Could you print every record below exactly as it appears?

++++

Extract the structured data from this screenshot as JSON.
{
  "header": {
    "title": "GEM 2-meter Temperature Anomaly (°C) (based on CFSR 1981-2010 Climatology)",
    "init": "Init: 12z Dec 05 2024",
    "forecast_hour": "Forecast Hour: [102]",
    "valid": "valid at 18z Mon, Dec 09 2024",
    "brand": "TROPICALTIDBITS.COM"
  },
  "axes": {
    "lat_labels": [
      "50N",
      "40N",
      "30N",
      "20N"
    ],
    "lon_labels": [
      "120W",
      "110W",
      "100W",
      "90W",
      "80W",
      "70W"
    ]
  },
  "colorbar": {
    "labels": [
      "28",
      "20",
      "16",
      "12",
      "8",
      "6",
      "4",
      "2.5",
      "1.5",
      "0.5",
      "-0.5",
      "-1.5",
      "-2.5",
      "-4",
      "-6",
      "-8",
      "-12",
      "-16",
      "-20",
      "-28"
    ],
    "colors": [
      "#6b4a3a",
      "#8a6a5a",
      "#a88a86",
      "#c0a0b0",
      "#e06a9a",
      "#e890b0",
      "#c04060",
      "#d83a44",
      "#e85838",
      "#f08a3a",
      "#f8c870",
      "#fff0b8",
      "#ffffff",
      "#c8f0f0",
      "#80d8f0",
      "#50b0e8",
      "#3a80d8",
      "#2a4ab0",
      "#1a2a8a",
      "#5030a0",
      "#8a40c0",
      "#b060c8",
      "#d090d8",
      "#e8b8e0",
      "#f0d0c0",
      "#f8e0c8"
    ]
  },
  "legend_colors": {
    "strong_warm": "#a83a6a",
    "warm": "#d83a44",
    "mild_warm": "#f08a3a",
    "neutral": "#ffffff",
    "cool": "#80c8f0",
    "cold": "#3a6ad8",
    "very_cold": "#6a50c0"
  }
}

++++

## Written solution
Extract the structured data from this screenshot as JSON.
{
  "header": {
    "title": "GEM 2-meter Temperature Anomaly (°C) (based on CFSR 1981-2010 Climatology)",
    "init": "Init: 12z Dec 05 2024",
    "forecast_hour": "Forecast Hour: [102]",
    "valid": "valid at 18z Mon, Dec 09 2024",
    "brand": "TROPICALTIDBITS.COM"
  },
  "axes": {
    "lat_labels": [
      "50N",
      "40N",
      "30N",
      "20N"
    ],
    "lon_labels": [
      "120W",
      "110W",
      "100W",
      "90W",
      "80W",
      "70W"
    ]
  },
  "colorbar": {
    "labels": [
      "28",
      "20",
      "16",
      "12",
      "8",
      "6",
      "4",
      "2.5",
      "1.5",
      "0.5",
      "-0.5",
      "-1.5",
      "-2.5",
      "-4",
      "-6",
      "-8",
      "-12",
      "-16",
      "-20",
      "-28"
    ],
    "colors": [
      "#6b4a3a",
      "#8a6a5a",
      "#a88a86",
      "#c0a0b0",
      "#e06a9a",
      "#e890b0",
      "#c04060",
      "#d83a44",
      "#e85838",
      "#f08a3a",
      "#f8c870",
      "#fff0b8",
      "#ffffff",
      "#c8f0f0",
      "#80d8f0",
      "#50b0e8",
      "#3a80d8",
      "#2a4ab0",
      "#1a2a8a",
      "#5030a0",
      "#8a40c0",
      "#b060c8",
      "#d090d8",
      "#e8b8e0",
      "#f0d0c0",
      "#f8e0c8"
    ]
  },
  "legend_colors": {
    "strong_warm": "#a83a6a",
    "warm": "#d83a44",
    "mild_warm": "#f08a3a",
    "neutral": "#ffffff",
    "cool": "#80c8f0",
    "cold": "#3a6ad8",
    "very_cold": "#6a50c0"
  }
}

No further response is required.